■ THE EXERCISE ■
Can you rewrite the items starting with the line with "table-cell: 23061 (387, 311, 422, 325)" and going on through the line with "table-cell: 34029 (387, 272, 422, 286)", renaming every "table-cell-text" to "row-label" and leaving all else unchanged? Return only those lines.

•••••

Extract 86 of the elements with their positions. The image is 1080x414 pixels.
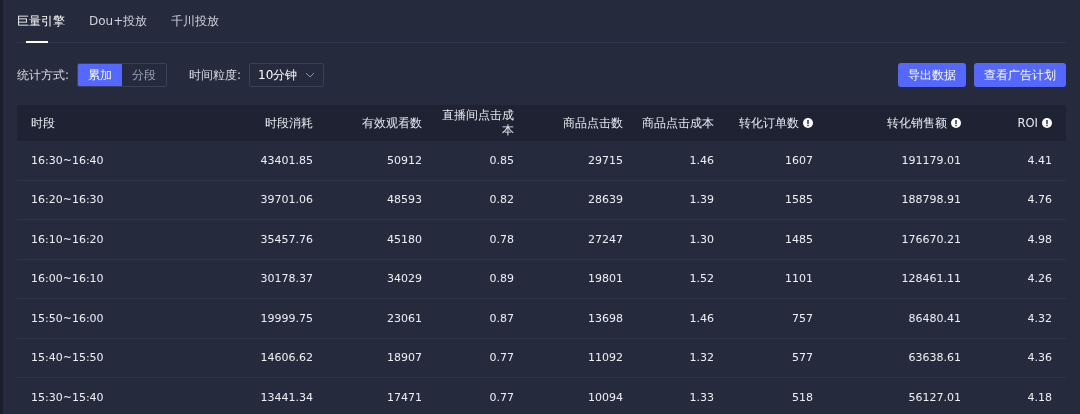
table-cell: 23061 (387, 311, 422, 325)
table-cell: 17471 (387, 390, 422, 404)
table-cell-text: 16:00~16:10 (30, 272, 104, 286)
table-cell-text: 15:30~15:40 (30, 390, 104, 404)
column-header: ROI (1017, 115, 1038, 131)
table-cell-text: 16:30~16:40 (30, 153, 104, 167)
table-cell: 191179.01 (901, 153, 961, 167)
table-cell: 1101 (785, 272, 813, 286)
tab[interactable]: 千川投放 (171, 0, 220, 42)
table-cell-text: 16:10~16:20 (30, 232, 104, 246)
table-cell-text: 15:50~16:00 (30, 311, 104, 325)
table-cell: 1.39 (689, 193, 714, 207)
table-cell: 34029 (387, 272, 422, 286)
table-cell-text: 15:40~15:50 (30, 351, 104, 365)
table-cell: 11092 (588, 351, 623, 365)
table-cell: 19801 (588, 272, 623, 286)
table-cell: 86480.41 (908, 311, 961, 325)
table-cell: 4.18 (1027, 390, 1052, 404)
table-cell: 4.36 (1027, 351, 1052, 365)
table-cell: 4.41 (1027, 153, 1052, 167)
table-cell: 188798.91 (901, 193, 961, 207)
table-cell: 1607 (785, 153, 813, 167)
mode-label: 统计方式: (17, 66, 70, 84)
chevron-down-icon (305, 72, 316, 78)
table-cell: 1.46 (689, 311, 714, 325)
table-cell: 0.78 (489, 232, 514, 246)
table-cell: 29715 (588, 153, 623, 167)
table-cell: 28639 (588, 193, 623, 207)
column-header: 时段消耗 (265, 115, 313, 131)
table-cell: 4.98 (1027, 232, 1052, 246)
table-cell: 1.32 (689, 351, 714, 365)
table-cell: 1485 (785, 232, 813, 246)
table-cell-text: 16:20~16:30 (30, 193, 104, 207)
table-cell: 0.77 (489, 351, 514, 365)
table-cell: 4.76 (1027, 193, 1052, 207)
table-cell: 0.82 (489, 193, 514, 207)
table-cell: 1.52 (689, 272, 714, 286)
table-cell: 0.85 (489, 153, 514, 167)
granularity-select[interactable]: 10分钟 (249, 63, 325, 87)
info-icon (1042, 118, 1052, 128)
table-cell: 518 (792, 390, 813, 404)
action-button[interactable]: 导出数据 (898, 63, 966, 87)
column-header: 直播间点击成本 (442, 108, 514, 138)
table-cell: 4.32 (1027, 311, 1052, 325)
table-cell: 0.77 (489, 390, 514, 404)
table-cell: 128461.11 (901, 272, 961, 286)
column-header: 有效观看数 (362, 115, 422, 131)
table-cell: 577 (792, 351, 813, 365)
table-cell: 176670.21 (901, 232, 961, 246)
table-cell: 13698 (588, 311, 623, 325)
table-cell: 45180 (387, 232, 422, 246)
table-cell: 14606.62 (260, 351, 313, 365)
granularity-label: 时间粒度: (189, 66, 242, 84)
column-header: 商品点击数 (563, 115, 623, 131)
tab[interactable]: 巨量引擎 (17, 0, 65, 42)
table-cell: 1.46 (689, 153, 714, 167)
table-cell: 1585 (785, 193, 813, 207)
table-cell: 48593 (387, 193, 422, 207)
info-icon (803, 118, 813, 128)
tab[interactable]: Dou+投放 (89, 0, 148, 42)
table-cell: 4.26 (1027, 272, 1052, 286)
table-cell: 35457.76 (260, 232, 313, 246)
column-header: 时段 (31, 115, 55, 131)
table-cell: 1.30 (689, 232, 714, 246)
table-cell: 19999.75 (260, 311, 313, 325)
table-cell: 43401.85 (260, 153, 313, 167)
info-icon (951, 118, 961, 128)
table-cell: 13441.34 (260, 390, 313, 404)
table-cell: 39701.06 (260, 193, 313, 207)
table-cell: 50912 (387, 153, 422, 167)
table-cell: 63638.61 (908, 351, 961, 365)
table-cell: 1.33 (689, 390, 714, 404)
mode-toggle[interactable]: 分段 (122, 64, 167, 86)
table-cell: 0.89 (489, 272, 514, 286)
column-header: 转化销售额 (887, 115, 947, 131)
table-cell: 18907 (387, 351, 422, 365)
column-header: 转化订单数 (739, 115, 799, 131)
table-cell: 10094 (588, 390, 623, 404)
action-button[interactable]: 查看广告计划 (974, 63, 1066, 87)
column-header: 商品点击成本 (642, 115, 714, 131)
table-cell: 0.87 (489, 311, 514, 325)
table-cell: 56127.01 (908, 390, 961, 404)
mode-toggle[interactable]: 累加 (78, 64, 123, 86)
table-cell: 30178.37 (260, 272, 313, 286)
table-cell: 27247 (588, 232, 623, 246)
table-cell: 757 (792, 311, 813, 325)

•••••

■ RESULT BELOW ■
table-cell: 23061 (387, 311, 422, 325)
table-cell: 17471 (387, 390, 422, 404)
row-label: 16:00~16:10 (30, 272, 104, 286)
row-label: 15:30~15:40 (30, 390, 104, 404)
column-header: ROI (1017, 115, 1038, 131)
row-label: 16:30~16:40 (30, 153, 104, 167)
table-cell: 191179.01 (901, 153, 961, 167)
table-cell: 1101 (785, 272, 813, 286)
tab[interactable]: 千川投放 (171, 0, 220, 42)
row-label: 16:10~16:20 (30, 232, 104, 246)
row-label: 15:50~16:00 (30, 311, 104, 325)
table-cell: 1.39 (689, 193, 714, 207)
table-cell: 34029 (387, 272, 422, 286)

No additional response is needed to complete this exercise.